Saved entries
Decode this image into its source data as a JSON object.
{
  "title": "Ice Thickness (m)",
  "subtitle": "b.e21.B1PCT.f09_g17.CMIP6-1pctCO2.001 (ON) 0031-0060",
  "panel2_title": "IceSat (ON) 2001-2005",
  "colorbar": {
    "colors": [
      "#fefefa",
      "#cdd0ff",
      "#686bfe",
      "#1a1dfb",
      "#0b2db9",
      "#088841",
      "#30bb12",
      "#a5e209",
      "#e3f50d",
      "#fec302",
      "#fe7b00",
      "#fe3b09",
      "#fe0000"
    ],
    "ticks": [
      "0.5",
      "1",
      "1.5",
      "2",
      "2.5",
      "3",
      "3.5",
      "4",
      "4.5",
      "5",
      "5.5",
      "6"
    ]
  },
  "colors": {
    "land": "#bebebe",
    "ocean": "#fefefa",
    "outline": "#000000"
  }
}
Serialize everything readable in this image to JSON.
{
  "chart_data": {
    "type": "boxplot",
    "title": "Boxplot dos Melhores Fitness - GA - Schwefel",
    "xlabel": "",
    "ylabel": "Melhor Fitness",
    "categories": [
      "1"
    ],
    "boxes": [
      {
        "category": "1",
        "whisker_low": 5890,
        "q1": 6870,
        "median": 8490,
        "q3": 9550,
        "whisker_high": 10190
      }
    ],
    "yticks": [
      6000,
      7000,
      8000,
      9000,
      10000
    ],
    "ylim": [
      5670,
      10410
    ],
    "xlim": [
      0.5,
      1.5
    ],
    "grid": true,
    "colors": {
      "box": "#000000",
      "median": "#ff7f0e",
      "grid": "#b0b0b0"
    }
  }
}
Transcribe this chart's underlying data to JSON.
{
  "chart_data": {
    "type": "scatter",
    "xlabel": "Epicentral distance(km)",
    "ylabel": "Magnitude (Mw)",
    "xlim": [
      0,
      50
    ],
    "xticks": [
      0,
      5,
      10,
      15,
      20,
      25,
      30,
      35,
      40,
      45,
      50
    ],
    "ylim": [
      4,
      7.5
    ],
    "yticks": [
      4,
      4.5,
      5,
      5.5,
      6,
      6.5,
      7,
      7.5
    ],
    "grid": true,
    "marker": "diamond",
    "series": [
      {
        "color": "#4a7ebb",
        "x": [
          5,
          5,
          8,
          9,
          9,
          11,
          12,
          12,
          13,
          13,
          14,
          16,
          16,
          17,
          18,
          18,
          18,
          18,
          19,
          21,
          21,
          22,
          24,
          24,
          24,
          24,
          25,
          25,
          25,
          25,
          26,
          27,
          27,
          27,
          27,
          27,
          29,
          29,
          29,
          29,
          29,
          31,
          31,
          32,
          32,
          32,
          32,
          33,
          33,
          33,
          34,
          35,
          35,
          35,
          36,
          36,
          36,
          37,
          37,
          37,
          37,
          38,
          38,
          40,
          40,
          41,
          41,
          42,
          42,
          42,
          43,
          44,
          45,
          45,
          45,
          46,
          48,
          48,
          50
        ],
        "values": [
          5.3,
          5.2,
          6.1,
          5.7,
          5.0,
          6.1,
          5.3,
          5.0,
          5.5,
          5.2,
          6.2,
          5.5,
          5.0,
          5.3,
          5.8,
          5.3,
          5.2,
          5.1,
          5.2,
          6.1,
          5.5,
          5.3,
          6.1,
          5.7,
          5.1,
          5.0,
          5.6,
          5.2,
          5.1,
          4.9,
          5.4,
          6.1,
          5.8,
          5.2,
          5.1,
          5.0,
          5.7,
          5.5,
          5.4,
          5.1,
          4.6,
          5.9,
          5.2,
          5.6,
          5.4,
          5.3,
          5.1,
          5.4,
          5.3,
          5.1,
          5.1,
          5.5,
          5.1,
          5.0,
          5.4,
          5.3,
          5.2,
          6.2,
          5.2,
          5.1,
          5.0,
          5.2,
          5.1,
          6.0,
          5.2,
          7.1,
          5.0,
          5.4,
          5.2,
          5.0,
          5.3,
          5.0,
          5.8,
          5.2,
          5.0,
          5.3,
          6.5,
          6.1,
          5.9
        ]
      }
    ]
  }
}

→ Job
Tell how many lines of the data above hold the string "xlabel". Give only the number.

→ Exercise response
2